IE 11 is not supported. For an optimal experience visit our site on another browser.

Judge: Ovitz can keep $140 million Disney pay

While The Walt Disney Co. CEO’s “lapses were many,” and its embattled president left the entertainment conglomerate with a $140 million severance package, a court ruled Tuesday that Disney board members did not violate their duties or waste company resources in the hiring and firing of former Hollywood super agent Michael Ovitz.
OVITZ
Former Disney President Michael Ovitz arrives at court last year during the trial over his $140 million severance payment. A judge ruled Tuesday that company directors did not breach their duty by awarding the sum.Chris Gardner / AP file
/ Source: The Associated Press

While The Walt Disney Co. CEO’s “lapses were many,” and its embattled president left the entertainment conglomerate with a $140 million severance package, a court ruled Tuesday that Disney board members did not violate their duties or waste company resources in the hiring and firing of former Hollywood super agent Michael Ovitz.

The Disney board did not breach its fiscal responsibilities by agreeing to hire Ovitz as president in 1995, then granting him the hefty severance just 14 months later.

**Tasks to complete**
A: In the Ovitz severance article, in what year did the Disney board agree to hire Ovitz as president?
B: Write out the Ovitz severance article from "The Disney board" to "14 months later.".
C: Extend the Ovitz severance article from where it stops.
The data here is unrelated to the Ovitz severance article.

**Dataset excerpts**
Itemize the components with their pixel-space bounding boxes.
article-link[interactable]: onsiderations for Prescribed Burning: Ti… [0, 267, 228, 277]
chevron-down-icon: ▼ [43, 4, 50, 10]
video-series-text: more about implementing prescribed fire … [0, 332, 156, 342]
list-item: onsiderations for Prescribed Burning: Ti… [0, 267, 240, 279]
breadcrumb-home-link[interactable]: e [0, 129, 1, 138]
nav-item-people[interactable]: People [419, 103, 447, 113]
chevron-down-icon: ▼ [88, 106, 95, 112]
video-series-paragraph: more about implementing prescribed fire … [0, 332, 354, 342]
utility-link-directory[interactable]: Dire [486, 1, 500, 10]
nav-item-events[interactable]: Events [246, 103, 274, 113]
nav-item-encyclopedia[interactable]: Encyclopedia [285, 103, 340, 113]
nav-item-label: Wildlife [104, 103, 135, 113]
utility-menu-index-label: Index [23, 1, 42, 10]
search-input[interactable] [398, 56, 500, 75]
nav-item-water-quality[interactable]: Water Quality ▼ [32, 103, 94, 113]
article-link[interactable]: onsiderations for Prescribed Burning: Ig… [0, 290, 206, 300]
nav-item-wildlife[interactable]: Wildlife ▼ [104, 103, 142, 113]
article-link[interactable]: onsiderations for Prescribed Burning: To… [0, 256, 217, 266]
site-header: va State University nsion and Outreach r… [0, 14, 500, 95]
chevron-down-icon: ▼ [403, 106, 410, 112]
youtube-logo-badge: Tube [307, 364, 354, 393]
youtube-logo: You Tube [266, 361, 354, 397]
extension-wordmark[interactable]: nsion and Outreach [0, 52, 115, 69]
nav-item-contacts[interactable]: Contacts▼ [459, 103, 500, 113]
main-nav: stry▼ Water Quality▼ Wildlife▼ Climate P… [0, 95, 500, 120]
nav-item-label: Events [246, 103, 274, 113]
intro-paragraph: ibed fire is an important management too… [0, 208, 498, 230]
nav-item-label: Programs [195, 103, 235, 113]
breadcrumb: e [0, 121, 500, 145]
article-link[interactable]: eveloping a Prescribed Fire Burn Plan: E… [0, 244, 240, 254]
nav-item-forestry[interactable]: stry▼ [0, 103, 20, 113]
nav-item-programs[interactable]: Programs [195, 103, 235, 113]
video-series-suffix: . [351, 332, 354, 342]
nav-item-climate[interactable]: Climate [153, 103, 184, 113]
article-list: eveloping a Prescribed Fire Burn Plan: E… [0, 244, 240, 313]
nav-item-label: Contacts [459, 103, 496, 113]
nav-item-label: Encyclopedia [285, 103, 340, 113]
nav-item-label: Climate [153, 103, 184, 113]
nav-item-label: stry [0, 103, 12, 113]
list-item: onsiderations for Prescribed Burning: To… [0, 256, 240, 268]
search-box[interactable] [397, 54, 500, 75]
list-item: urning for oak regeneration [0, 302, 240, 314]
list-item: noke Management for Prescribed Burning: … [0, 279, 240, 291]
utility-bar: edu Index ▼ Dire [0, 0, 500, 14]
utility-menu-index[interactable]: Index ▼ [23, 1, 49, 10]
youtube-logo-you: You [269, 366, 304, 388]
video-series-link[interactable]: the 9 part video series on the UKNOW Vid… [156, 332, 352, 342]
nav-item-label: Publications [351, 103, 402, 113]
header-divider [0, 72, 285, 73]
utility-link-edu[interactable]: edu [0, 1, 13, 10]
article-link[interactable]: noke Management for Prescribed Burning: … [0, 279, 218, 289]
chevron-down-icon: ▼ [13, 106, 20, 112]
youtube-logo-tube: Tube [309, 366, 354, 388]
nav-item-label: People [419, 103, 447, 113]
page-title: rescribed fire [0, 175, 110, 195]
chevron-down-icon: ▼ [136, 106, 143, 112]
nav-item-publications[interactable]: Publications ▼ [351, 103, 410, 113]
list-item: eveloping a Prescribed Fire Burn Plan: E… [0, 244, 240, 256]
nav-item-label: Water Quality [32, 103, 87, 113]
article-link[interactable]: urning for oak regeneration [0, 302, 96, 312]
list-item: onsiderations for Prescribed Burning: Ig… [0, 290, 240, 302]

**Answer section**
A: 1995

B:
The Disney board did not breach its fiscal responsibilities by agreeing to hire Ovitz as president in 1995, then granting him the hefty severance just 14 months later.

C:
The ruling closes the trial phase of a shareholder lawsuit that revealed the tempestuous inner workings of one of the world’s largest entertainment companies.

Trial testimony included details of the enmity Ovitz engendered among fellow Disney executives, including CEO Michael Eisner, who described Ovitz in company memos as a “psychopath” with a “character problem.”

Ovitz contended that he loved Eisner “like a brother” but was micromanaged, undermined by other key executives and “cut out like cancer” before he had time to prove his worth. Disney executives said Ovitz wasted money, alienated executives with his arrogance and could not be trusted during his tenure at the Burbank, Calif.-based company.

Chancellor William Chandler III said that while the directors’ conduct “fell significantly short of the best practices of ideal corporate governance,” board members did not violate their duties or waste Disney resources.

“It is easy, of course, to fault a decision that ends in failure, once hindsight makes the result of that decision plain to see. But the essence of business is risk — the application of informed belief to contingencies whose outcomes can sometimes be predicted, but never known,” Chandler wrote in a 175-page decision.

Attorneys for the plaintiffs said they will appeal Chandler’s decision to the Delaware Supreme Court.

“It would be unfortunate for shareholders and employees of public companies if this decision is read by corporate managers as a license to act in disregard of their duties to engage in the deliberate processes required by fiduciaries,” said Melvyn Weiss, a partner with Milberg Weiss Bershad & Schulman.

Ovitz’s attorney, Mark Epstein, said his client was “extremely pleased,” and that he is confident the decision will be upheld on appeal.

“According to the court, there were no improprieties regarding honesty, expenses, gift giving; he just dismissed without merit all of those allegations,” Epstein said. “... I think the chancellor’s decision with regard to Mister Ovitz is rock solid.”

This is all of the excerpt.